• [Aim]
Using the records below, locate all lines containing "name" and return them.
--- start of Given records ---
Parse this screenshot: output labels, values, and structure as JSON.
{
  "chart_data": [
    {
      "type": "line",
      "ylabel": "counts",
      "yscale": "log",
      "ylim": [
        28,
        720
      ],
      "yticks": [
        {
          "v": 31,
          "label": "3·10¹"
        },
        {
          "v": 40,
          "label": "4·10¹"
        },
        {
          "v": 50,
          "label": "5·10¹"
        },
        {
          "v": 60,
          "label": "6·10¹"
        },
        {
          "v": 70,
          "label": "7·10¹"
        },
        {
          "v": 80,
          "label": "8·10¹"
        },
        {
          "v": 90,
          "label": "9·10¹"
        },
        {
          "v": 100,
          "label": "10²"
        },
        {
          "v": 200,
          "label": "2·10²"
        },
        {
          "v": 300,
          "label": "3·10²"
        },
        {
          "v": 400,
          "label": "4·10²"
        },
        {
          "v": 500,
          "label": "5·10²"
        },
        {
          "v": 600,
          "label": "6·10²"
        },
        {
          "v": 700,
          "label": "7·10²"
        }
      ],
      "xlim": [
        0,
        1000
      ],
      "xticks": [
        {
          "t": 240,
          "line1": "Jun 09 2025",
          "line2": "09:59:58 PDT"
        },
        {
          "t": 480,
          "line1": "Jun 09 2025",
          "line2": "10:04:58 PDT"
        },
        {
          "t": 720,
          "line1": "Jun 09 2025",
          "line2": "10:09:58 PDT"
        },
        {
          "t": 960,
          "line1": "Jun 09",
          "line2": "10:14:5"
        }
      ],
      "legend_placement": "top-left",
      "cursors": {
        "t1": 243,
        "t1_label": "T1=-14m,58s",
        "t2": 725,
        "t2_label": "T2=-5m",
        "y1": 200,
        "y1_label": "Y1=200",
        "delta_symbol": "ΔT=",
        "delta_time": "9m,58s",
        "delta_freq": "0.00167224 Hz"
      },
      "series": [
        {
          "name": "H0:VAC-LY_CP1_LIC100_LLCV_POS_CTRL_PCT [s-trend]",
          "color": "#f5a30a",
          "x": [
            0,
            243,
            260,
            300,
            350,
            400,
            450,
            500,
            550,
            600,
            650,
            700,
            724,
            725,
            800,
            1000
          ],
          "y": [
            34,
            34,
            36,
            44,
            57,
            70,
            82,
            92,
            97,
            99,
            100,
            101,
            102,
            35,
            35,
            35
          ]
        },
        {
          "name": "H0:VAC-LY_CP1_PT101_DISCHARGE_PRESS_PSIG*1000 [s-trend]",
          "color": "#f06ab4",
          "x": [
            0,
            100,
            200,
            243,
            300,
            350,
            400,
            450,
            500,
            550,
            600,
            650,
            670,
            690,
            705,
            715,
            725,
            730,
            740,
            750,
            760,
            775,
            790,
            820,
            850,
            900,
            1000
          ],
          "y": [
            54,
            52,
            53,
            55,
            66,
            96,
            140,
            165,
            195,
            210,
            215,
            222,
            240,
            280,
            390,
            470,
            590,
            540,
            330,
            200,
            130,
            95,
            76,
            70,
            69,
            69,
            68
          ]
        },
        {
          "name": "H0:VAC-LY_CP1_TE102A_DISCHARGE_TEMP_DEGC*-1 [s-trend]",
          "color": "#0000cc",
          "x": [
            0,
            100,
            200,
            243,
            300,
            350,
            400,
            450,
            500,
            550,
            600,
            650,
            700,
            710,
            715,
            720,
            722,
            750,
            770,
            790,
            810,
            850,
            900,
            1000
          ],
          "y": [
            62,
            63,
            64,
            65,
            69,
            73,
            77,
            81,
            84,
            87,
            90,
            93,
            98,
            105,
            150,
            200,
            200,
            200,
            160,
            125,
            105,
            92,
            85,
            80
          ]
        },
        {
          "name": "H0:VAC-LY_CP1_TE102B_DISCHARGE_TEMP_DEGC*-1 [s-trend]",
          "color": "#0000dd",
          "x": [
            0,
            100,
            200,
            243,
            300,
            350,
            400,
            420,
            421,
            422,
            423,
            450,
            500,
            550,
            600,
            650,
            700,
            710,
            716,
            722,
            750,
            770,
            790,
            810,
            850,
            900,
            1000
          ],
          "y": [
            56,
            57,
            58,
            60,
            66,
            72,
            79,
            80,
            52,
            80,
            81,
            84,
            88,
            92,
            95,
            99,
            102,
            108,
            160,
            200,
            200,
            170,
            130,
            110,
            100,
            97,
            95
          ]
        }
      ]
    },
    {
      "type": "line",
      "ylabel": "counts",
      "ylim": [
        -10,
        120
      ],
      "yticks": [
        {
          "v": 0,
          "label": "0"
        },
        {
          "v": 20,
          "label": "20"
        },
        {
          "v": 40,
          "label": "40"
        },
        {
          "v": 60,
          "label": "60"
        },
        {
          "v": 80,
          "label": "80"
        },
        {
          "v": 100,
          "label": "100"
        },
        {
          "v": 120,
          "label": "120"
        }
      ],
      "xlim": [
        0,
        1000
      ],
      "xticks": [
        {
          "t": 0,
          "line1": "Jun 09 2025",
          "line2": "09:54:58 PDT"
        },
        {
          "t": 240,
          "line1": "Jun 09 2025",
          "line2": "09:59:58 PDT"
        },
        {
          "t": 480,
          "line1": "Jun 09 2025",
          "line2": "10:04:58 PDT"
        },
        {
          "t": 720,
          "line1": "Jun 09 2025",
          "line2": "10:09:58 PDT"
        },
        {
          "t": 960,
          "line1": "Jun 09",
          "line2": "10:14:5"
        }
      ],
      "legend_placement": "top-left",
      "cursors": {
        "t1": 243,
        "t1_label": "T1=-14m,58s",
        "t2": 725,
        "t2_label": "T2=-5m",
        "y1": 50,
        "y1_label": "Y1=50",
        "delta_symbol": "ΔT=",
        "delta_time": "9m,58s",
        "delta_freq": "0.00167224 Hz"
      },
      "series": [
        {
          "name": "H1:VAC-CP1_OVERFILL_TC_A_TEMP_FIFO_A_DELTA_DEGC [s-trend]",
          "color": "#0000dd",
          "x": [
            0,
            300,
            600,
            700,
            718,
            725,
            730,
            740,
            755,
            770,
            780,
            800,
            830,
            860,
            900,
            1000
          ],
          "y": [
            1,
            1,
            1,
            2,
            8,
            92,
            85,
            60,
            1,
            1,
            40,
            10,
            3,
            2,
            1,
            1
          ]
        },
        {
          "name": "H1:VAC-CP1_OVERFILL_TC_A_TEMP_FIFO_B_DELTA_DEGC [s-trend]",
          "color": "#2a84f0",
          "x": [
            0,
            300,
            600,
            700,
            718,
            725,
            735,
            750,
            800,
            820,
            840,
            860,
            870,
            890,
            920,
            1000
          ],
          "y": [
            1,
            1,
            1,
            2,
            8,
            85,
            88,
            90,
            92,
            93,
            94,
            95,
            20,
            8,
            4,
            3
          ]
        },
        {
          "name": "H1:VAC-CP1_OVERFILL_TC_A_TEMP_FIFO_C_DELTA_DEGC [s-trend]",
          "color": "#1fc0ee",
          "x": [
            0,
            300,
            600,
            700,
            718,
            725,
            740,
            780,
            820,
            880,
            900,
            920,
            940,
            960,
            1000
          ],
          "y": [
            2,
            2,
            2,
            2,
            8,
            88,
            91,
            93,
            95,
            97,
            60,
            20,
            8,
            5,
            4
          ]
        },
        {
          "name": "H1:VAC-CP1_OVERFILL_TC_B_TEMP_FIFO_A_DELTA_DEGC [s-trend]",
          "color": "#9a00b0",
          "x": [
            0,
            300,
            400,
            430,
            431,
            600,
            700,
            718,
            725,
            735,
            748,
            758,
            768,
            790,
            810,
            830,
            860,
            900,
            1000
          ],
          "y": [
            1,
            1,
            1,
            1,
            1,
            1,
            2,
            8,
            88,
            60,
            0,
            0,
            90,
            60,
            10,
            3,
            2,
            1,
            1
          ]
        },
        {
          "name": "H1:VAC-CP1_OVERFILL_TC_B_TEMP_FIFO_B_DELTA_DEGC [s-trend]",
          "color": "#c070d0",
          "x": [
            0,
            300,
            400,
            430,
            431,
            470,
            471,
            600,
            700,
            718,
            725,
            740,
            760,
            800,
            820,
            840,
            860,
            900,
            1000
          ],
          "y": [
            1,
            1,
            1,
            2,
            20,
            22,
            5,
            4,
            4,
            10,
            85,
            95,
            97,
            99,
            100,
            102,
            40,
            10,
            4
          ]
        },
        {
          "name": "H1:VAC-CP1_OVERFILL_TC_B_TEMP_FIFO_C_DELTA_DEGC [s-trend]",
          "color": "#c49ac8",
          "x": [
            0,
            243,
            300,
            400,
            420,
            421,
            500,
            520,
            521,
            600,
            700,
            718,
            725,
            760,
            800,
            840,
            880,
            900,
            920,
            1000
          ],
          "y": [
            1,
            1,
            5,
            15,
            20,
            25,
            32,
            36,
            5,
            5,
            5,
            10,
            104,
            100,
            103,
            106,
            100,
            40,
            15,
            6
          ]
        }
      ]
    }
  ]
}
--- end of Given records ---
• [Solution to this exercise]
          "name": "H0:VAC-LY_CP1_LIC100_LLCV_POS_CTRL_PCT [s-trend]",
          "name": "H0:VAC-LY_CP1_PT101_DISCHARGE_PRESS_PSIG*1000 [s-trend]",
          "name": "H0:VAC-LY_CP1_TE102A_DISCHARGE_TEMP_DEGC*-1 [s-trend]",
          "name": "H0:VAC-LY_CP1_TE102B_DISCHARGE_TEMP_DEGC*-1 [s-trend]",
          "name": "H1:VAC-CP1_OVERFILL_TC_A_TEMP_FIFO_A_DELTA_DEGC [s-trend]",
          "name": "H1:VAC-CP1_OVERFILL_TC_A_TEMP_FIFO_B_DELTA_DEGC [s-trend]",
          "name": "H1:VAC-CP1_OVERFILL_TC_A_TEMP_FIFO_C_DELTA_DEGC [s-trend]",
          "name": "H1:VAC-CP1_OVERFILL_TC_B_TEMP_FIFO_A_DELTA_DEGC [s-trend]",
          "name": "H1:VAC-CP1_OVERFILL_TC_B_TEMP_FIFO_B_DELTA_DEGC [s-trend]",
          "name": "H1:VAC-CP1_OVERFILL_TC_B_TEMP_FIFO_C_DELTA_DEGC [s-trend]",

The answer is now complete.